• [AIM] Return the count of lines that hold the string "this", with no other words.
-- BEGIN DATASET CONTENT --
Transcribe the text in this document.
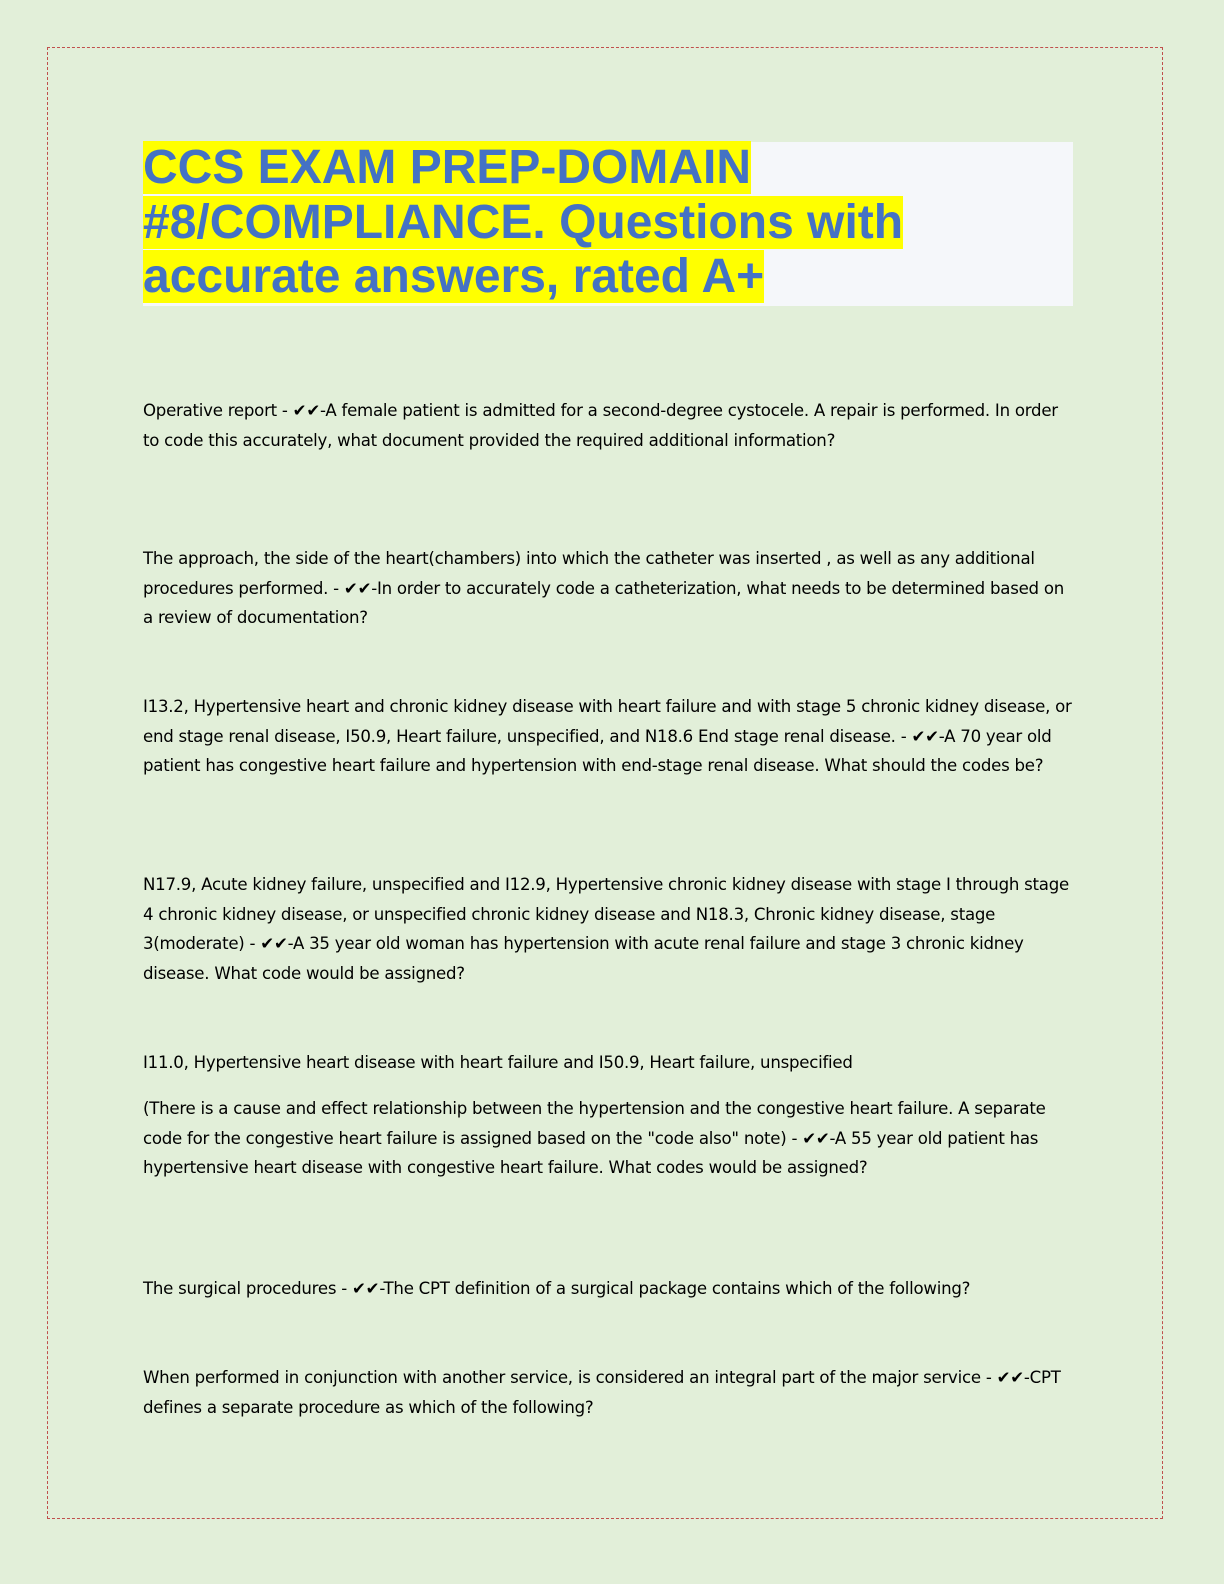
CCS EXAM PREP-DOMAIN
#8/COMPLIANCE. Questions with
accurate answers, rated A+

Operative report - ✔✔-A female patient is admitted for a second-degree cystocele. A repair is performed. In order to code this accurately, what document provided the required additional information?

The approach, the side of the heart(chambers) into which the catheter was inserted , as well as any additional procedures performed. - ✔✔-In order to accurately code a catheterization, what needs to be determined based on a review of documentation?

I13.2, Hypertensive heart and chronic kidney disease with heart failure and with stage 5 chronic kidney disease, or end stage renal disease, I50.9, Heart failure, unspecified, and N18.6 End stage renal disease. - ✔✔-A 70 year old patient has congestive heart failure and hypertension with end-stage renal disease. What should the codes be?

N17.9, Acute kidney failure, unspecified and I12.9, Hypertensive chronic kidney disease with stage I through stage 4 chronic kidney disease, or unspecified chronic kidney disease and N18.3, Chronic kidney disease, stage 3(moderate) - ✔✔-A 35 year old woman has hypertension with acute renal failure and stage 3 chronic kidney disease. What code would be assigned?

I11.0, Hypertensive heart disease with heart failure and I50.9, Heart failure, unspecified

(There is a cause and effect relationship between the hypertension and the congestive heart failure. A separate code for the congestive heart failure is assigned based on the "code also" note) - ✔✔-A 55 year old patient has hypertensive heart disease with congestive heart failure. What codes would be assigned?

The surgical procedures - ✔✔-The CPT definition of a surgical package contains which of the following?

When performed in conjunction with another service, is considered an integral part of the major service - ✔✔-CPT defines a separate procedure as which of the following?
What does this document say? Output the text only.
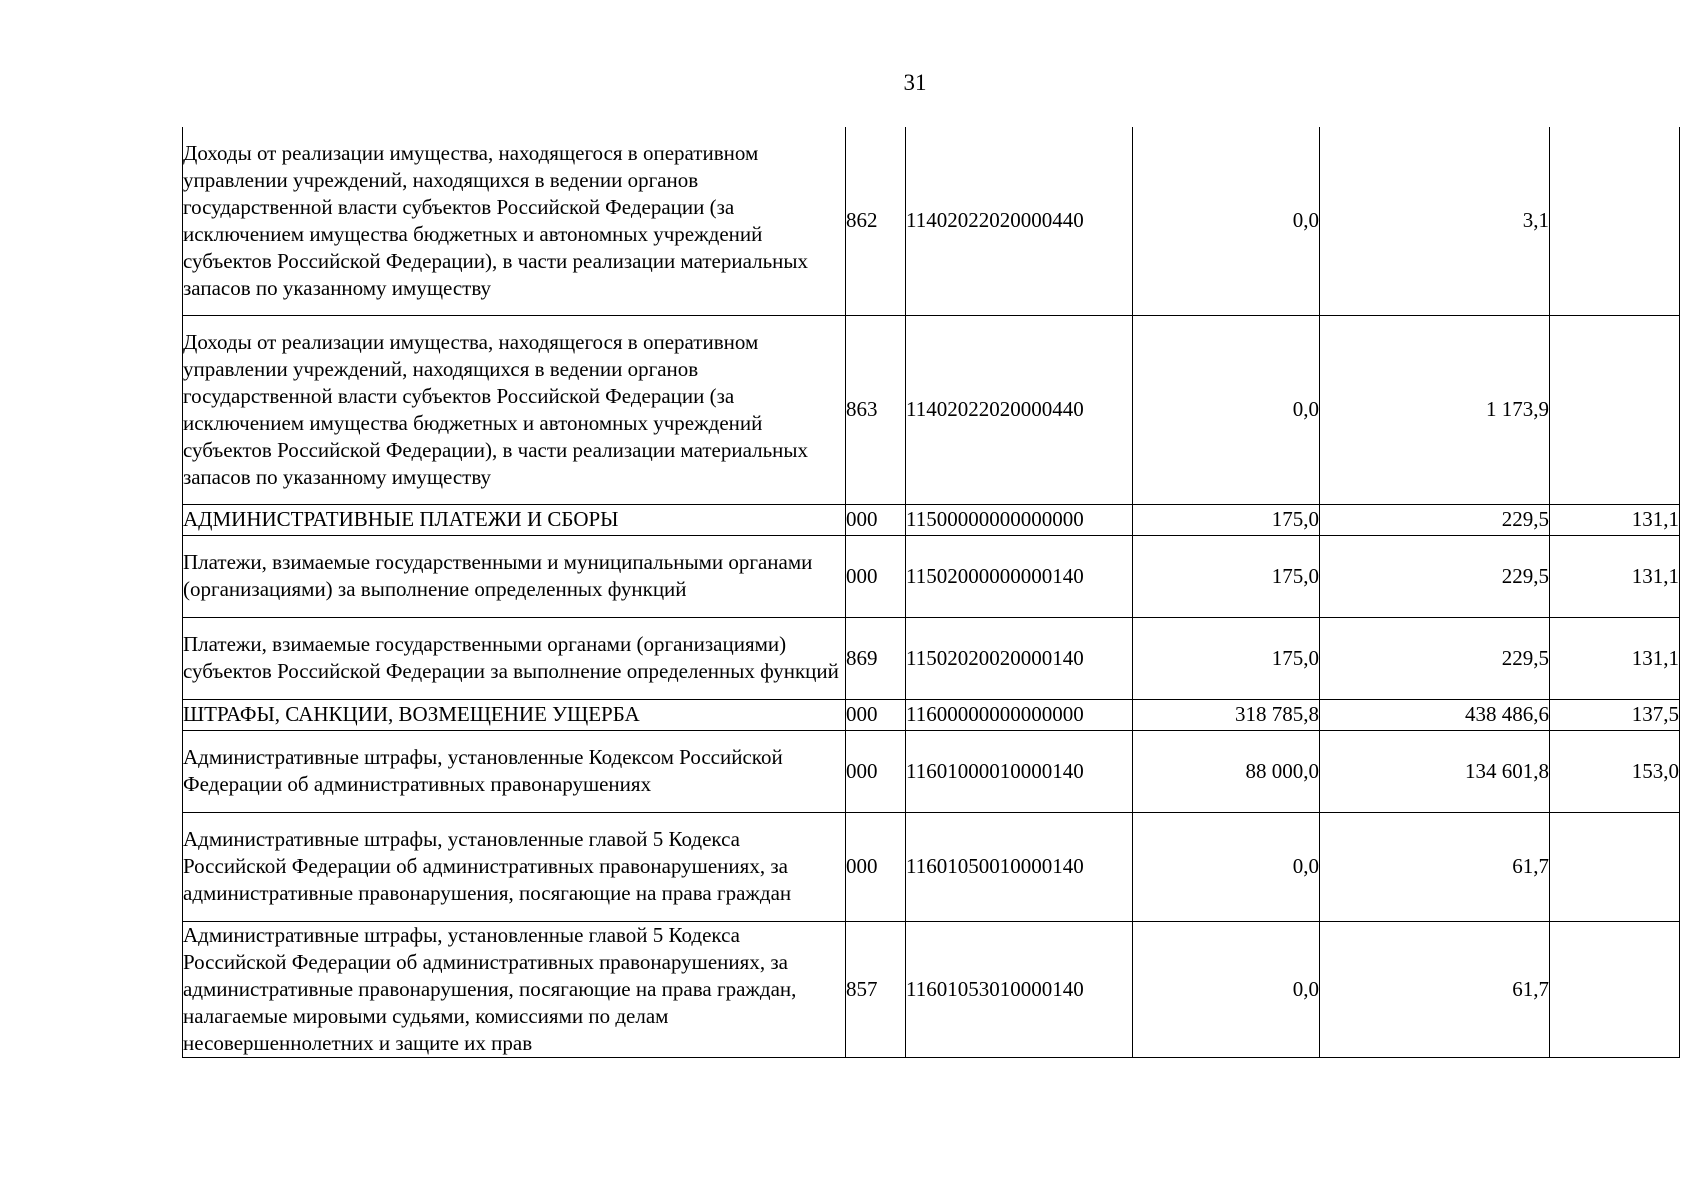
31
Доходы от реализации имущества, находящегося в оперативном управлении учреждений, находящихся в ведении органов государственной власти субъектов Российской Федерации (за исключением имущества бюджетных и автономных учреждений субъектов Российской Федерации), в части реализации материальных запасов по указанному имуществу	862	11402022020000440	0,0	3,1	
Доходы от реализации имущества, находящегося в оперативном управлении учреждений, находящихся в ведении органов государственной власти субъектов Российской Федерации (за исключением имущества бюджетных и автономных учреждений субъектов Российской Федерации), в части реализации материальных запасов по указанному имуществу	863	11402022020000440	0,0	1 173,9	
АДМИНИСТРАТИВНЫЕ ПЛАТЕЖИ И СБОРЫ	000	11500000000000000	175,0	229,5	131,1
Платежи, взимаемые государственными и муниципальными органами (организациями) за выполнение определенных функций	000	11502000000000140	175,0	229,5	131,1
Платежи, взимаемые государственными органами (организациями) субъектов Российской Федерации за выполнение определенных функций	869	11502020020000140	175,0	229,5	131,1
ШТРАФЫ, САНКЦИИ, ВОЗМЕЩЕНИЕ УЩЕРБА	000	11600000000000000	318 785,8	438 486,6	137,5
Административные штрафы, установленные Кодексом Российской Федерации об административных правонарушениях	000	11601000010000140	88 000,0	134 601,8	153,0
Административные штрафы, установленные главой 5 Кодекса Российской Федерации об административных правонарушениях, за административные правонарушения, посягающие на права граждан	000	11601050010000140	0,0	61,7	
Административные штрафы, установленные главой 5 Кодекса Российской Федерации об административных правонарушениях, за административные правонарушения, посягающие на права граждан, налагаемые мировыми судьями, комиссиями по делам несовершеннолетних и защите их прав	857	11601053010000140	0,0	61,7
-- END DATASET CONTENT --
• [TASK RESULT] 3